EXERCISE DIRECTIONS
Check each line of the data for "Cinematographer" and select those that have it.

ENTRIES PROVIDED

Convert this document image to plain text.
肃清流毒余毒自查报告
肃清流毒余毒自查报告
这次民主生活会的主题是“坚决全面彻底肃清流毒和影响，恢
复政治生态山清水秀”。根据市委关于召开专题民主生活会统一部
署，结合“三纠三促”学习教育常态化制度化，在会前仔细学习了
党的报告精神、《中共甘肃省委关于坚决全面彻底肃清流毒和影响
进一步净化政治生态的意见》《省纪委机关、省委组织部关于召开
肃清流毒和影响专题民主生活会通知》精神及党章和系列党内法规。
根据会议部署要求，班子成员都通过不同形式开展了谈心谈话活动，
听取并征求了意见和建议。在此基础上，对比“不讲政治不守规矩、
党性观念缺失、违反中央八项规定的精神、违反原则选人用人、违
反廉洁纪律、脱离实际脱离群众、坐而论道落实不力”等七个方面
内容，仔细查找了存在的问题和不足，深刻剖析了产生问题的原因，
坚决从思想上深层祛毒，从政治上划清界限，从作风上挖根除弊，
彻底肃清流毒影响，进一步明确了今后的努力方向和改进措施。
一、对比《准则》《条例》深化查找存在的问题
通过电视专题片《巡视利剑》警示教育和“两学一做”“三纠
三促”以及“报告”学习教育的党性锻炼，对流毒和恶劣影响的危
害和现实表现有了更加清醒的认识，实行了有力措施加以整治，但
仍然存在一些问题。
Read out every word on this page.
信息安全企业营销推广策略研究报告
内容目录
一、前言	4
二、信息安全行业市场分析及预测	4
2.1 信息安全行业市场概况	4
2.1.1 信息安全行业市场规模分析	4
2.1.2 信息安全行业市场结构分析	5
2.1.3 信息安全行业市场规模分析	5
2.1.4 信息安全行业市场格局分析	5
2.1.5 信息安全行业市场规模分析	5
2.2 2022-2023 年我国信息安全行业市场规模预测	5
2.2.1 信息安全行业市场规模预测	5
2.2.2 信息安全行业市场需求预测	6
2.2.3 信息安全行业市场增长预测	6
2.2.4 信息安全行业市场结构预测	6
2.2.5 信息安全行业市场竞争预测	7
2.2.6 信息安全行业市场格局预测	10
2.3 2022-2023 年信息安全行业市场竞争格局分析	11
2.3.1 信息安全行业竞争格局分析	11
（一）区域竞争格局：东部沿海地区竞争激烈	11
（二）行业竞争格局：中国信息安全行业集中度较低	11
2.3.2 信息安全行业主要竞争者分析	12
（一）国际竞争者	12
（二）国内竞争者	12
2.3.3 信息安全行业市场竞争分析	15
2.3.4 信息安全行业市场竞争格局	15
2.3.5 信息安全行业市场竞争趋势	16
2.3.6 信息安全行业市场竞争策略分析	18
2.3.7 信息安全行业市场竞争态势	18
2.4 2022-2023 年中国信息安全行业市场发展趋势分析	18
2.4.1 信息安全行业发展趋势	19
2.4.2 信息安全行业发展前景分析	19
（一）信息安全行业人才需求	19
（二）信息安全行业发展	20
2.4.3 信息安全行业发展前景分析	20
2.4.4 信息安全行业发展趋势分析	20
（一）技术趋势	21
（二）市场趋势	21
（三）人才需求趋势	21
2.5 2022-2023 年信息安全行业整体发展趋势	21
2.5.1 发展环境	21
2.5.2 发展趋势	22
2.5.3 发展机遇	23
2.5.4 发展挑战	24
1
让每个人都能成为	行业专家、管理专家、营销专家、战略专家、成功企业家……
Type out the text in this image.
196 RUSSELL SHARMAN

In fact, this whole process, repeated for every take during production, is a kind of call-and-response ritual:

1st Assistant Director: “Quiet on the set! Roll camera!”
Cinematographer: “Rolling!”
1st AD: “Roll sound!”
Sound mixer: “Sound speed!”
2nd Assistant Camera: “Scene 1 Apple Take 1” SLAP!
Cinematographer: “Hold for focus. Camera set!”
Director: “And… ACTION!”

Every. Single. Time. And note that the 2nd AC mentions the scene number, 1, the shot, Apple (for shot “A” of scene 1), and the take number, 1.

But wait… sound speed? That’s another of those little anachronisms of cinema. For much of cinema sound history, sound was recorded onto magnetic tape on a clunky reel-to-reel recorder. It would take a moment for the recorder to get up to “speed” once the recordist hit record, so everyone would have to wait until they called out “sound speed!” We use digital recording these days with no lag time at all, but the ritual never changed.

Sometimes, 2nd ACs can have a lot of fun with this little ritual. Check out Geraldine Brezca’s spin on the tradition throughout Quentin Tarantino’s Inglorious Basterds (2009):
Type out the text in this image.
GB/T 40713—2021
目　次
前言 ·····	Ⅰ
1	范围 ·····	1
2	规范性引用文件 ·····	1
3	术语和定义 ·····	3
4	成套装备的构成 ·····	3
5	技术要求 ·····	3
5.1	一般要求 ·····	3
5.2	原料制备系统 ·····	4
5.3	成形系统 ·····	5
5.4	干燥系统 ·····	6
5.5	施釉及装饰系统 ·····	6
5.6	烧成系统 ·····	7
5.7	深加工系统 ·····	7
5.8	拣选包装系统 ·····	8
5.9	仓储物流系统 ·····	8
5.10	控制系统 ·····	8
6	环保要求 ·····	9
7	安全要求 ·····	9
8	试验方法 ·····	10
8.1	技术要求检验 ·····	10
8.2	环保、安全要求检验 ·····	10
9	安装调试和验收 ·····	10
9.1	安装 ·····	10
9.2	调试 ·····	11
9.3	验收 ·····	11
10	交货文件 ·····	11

OUTPUT OF THE EXERCISE
Cinematographer: “Rolling!”
Cinematographer: “Hold for focus. Camera set!”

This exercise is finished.